## EXERCISE TASK
Of the lines in the data below, count the ones holding the string "falutaris", and answer with that number only.

## RECORDS FOR THIS EXERCISE
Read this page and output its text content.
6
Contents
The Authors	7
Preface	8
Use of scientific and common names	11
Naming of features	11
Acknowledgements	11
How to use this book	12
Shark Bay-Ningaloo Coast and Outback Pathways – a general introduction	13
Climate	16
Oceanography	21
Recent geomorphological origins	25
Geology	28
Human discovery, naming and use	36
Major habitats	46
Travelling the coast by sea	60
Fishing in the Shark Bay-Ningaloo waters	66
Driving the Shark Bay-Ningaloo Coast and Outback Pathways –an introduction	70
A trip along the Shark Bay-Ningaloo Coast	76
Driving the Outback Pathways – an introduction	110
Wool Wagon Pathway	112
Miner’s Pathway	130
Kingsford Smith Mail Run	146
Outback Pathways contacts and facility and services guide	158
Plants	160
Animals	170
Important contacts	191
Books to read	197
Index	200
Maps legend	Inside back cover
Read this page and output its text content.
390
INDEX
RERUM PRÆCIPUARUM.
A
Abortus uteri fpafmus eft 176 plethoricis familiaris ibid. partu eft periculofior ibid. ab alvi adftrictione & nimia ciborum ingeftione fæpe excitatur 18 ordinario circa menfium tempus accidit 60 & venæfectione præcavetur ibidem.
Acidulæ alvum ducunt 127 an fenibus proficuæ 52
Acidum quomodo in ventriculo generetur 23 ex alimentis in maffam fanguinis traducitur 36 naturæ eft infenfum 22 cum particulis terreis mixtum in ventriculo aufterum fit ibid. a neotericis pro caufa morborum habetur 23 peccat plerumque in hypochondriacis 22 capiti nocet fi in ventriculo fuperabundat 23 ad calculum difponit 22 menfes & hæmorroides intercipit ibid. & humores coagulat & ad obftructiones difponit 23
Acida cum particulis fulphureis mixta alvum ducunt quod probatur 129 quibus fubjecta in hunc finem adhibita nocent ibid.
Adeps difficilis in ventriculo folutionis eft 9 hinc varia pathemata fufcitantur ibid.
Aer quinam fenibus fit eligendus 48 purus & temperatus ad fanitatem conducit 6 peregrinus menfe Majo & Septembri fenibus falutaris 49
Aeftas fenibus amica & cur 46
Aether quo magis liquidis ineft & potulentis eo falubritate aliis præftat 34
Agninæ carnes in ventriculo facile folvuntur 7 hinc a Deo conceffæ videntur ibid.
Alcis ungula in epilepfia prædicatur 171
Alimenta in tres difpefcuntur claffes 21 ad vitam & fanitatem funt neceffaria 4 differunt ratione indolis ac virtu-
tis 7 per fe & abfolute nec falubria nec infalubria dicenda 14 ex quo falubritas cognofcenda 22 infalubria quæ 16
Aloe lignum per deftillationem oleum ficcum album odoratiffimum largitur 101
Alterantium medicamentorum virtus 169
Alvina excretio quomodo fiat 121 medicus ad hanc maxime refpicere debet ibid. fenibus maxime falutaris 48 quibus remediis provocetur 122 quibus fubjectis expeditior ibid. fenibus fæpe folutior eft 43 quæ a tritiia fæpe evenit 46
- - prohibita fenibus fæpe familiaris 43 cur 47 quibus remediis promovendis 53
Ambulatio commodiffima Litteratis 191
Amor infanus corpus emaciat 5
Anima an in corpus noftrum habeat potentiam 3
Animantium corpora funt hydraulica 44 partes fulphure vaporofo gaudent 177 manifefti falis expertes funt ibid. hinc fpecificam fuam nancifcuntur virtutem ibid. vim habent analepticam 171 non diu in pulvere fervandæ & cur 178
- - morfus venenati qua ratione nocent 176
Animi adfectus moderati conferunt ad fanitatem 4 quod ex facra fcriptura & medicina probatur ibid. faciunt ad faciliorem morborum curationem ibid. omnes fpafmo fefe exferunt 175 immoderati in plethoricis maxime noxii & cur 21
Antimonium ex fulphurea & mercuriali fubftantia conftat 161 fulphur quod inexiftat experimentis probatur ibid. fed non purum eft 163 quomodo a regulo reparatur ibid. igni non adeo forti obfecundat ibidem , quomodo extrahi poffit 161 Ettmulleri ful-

## WORKED ANSWER
2